INSTRUCTIONS TO FOLLOW
Render the following material again verbatim, leaving nothing out.

Data entries
- - -

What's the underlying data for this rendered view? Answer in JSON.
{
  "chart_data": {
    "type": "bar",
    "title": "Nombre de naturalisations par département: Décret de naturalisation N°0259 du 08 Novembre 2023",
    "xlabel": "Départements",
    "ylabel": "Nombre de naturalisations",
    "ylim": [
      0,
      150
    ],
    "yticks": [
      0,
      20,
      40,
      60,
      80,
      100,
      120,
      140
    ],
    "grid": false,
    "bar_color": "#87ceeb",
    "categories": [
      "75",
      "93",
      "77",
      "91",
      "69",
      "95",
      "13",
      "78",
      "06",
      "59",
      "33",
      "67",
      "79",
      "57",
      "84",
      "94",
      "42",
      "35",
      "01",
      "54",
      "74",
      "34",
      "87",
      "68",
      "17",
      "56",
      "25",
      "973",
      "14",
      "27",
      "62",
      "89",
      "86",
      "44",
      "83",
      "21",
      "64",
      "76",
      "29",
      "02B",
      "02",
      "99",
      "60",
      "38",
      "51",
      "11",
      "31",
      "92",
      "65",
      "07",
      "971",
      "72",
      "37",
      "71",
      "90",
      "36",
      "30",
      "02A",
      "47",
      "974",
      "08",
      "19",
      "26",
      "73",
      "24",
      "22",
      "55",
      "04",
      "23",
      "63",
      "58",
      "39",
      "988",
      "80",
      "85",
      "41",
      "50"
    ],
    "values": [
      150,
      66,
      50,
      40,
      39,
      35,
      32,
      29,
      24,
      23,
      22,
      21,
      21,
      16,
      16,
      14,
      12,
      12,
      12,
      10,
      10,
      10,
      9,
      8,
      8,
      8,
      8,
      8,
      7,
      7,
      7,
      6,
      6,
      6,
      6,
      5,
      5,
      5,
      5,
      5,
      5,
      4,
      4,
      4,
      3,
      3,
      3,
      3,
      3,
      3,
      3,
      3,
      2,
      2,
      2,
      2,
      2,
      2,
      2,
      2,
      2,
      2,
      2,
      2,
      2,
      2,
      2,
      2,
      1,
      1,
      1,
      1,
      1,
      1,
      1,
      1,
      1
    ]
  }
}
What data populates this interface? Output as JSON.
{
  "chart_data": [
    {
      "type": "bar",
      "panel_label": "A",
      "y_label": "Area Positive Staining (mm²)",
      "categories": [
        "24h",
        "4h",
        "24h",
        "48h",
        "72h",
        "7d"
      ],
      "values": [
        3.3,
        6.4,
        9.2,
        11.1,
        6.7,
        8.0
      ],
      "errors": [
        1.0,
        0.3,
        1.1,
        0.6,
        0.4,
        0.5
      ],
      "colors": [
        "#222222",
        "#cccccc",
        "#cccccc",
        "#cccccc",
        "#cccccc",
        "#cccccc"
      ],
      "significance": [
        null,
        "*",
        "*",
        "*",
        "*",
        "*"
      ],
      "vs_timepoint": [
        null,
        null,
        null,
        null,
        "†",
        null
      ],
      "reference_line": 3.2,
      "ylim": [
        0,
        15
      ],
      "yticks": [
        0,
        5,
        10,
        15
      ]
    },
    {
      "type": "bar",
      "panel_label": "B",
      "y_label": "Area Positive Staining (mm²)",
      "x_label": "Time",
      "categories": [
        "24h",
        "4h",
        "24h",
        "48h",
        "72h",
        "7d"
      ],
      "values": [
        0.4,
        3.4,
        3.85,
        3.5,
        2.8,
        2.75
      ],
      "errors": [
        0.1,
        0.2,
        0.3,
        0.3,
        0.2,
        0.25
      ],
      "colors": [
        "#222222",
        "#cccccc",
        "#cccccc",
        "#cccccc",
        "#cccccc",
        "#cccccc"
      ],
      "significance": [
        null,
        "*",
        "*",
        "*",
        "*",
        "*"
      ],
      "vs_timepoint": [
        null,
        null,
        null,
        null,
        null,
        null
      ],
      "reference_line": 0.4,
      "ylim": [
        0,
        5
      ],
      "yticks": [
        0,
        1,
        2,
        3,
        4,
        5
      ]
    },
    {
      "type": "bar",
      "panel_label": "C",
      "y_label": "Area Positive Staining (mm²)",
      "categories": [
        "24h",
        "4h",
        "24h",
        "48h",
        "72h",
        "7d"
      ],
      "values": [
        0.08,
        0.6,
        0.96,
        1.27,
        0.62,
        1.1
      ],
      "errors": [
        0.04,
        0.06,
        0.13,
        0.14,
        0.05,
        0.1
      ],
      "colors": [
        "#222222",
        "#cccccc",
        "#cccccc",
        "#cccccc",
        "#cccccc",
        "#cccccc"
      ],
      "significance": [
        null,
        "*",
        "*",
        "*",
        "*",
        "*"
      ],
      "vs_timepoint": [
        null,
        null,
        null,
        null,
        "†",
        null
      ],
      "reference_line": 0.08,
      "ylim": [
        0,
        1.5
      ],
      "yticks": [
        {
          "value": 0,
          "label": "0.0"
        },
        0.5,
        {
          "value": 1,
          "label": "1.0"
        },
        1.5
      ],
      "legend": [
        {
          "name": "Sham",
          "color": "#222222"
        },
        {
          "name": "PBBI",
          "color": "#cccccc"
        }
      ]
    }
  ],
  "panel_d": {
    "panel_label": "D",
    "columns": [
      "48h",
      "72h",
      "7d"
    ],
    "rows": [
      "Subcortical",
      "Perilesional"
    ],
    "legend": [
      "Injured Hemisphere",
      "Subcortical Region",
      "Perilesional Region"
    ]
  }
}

- - -

OUTPUT FOR THIS EXERCISE
What's the underlying data for this rendered view? Answer in JSON.
{
  "chart_data": {
    "type": "bar",
    "title": "Nombre de naturalisations par département: Décret de naturalisation N°0259 du 08 Novembre 2023",
    "xlabel": "Départements",
    "ylabel": "Nombre de naturalisations",
    "ylim": [
      0,
      150
    ],
    "yticks": [
      0,
      20,
      40,
      60,
      80,
      100,
      120,
      140
    ],
    "grid": false,
    "bar_color": "#87ceeb",
    "categories": [
      "75",
      "93",
      "77",
      "91",
      "69",
      "95",
      "13",
      "78",
      "06",
      "59",
      "33",
      "67",
      "79",
      "57",
      "84",
      "94",
      "42",
      "35",
      "01",
      "54",
      "74",
      "34",
      "87",
      "68",
      "17",
      "56",
      "25",
      "973",
      "14",
      "27",
      "62",
      "89",
      "86",
      "44",
      "83",
      "21",
      "64",
      "76",
      "29",
      "02B",
      "02",
      "99",
      "60",
      "38",
      "51",
      "11",
      "31",
      "92",
      "65",
      "07",
      "971",
      "72",
      "37",
      "71",
      "90",
      "36",
      "30",
      "02A",
      "47",
      "974",
      "08",
      "19",
      "26",
      "73",
      "24",
      "22",
      "55",
      "04",
      "23",
      "63",
      "58",
      "39",
      "988",
      "80",
      "85",
      "41",
      "50"
    ],
    "values": [
      150,
      66,
      50,
      40,
      39,
      35,
      32,
      29,
      24,
      23,
      22,
      21,
      21,
      16,
      16,
      14,
      12,
      12,
      12,
      10,
      10,
      10,
      9,
      8,
      8,
      8,
      8,
      8,
      7,
      7,
      7,
      6,
      6,
      6,
      6,
      5,
      5,
      5,
      5,
      5,
      5,
      4,
      4,
      4,
      3,
      3,
      3,
      3,
      3,
      3,
      3,
      3,
      2,
      2,
      2,
      2,
      2,
      2,
      2,
      2,
      2,
      2,
      2,
      2,
      2,
      2,
      2,
      2,
      1,
      1,
      1,
      1,
      1,
      1,
      1,
      1,
      1
    ]
  }
}
What data populates this interface? Output as JSON.
{
  "chart_data": [
    {
      "type": "bar",
      "panel_label": "A",
      "y_label": "Area Positive Staining (mm²)",
      "categories": [
        "24h",
        "4h",
        "24h",
        "48h",
        "72h",
        "7d"
      ],
      "values": [
        3.3,
        6.4,
        9.2,
        11.1,
        6.7,
        8.0
      ],
      "errors": [
        1.0,
        0.3,
        1.1,
        0.6,
        0.4,
        0.5
      ],
      "colors": [
        "#222222",
        "#cccccc",
        "#cccccc",
        "#cccccc",
        "#cccccc",
        "#cccccc"
      ],
      "significance": [
        null,
        "*",
        "*",
        "*",
        "*",
        "*"
      ],
      "vs_timepoint": [
        null,
        null,
        null,
        null,
        "†",
        null
      ],
      "reference_line": 3.2,
      "ylim": [
        0,
        15
      ],
      "yticks": [
        0,
        5,
        10,
        15
      ]
    },
    {
      "type": "bar",
      "panel_label": "B",
      "y_label": "Area Positive Staining (mm²)",
      "x_label": "Time",
      "categories": [
        "24h",
        "4h",
        "24h",
        "48h",
        "72h",
        "7d"
      ],
      "values": [
        0.4,
        3.4,
        3.85,
        3.5,
        2.8,
        2.75
      ],
      "errors": [
        0.1,
        0.2,
        0.3,
        0.3,
        0.2,
        0.25
      ],
      "colors": [
        "#222222",
        "#cccccc",
        "#cccccc",
        "#cccccc",
        "#cccccc",
        "#cccccc"
      ],
      "significance": [
        null,
        "*",
        "*",
        "*",
        "*",
        "*"
      ],
      "vs_timepoint": [
        null,
        null,
        null,
        null,
        null,
        null
      ],
      "reference_line": 0.4,
      "ylim": [
        0,
        5
      ],
      "yticks": [
        0,
        1,
        2,
        3,
        4,
        5
      ]
    },
    {
      "type": "bar",
      "panel_label": "C",
      "y_label": "Area Positive Staining (mm²)",
      "categories": [
        "24h",
        "4h",
        "24h",
        "48h",
        "72h",
        "7d"
      ],
      "values": [
        0.08,
        0.6,
        0.96,
        1.27,
        0.62,
        1.1
      ],
      "errors": [
        0.04,
        0.06,
        0.13,
        0.14,
        0.05,
        0.1
      ],
      "colors": [
        "#222222",
        "#cccccc",
        "#cccccc",
        "#cccccc",
        "#cccccc",
        "#cccccc"
      ],
      "significance": [
        null,
        "*",
        "*",
        "*",
        "*",
        "*"
      ],
      "vs_timepoint": [
        null,
        null,
        null,
        null,
        "†",
        null
      ],
      "reference_line": 0.08,
      "ylim": [
        0,
        1.5
      ],
      "yticks": [
        {
          "value": 0,
          "label": "0.0"
        },
        0.5,
        {
          "value": 1,
          "label": "1.0"
        },
        1.5
      ],
      "legend": [
        {
          "name": "Sham",
          "color": "#222222"
        },
        {
          "name": "PBBI",
          "color": "#cccccc"
        }
      ]
    }
  ],
  "panel_d": {
    "panel_label": "D",
    "columns": [
      "48h",
      "72h",
      "7d"
    ],
    "rows": [
      "Subcortical",
      "Perilesional"
    ],
    "legend": [
      "Injured Hemisphere",
      "Subcortical Region",
      "Perilesional Region"
    ]
  }
}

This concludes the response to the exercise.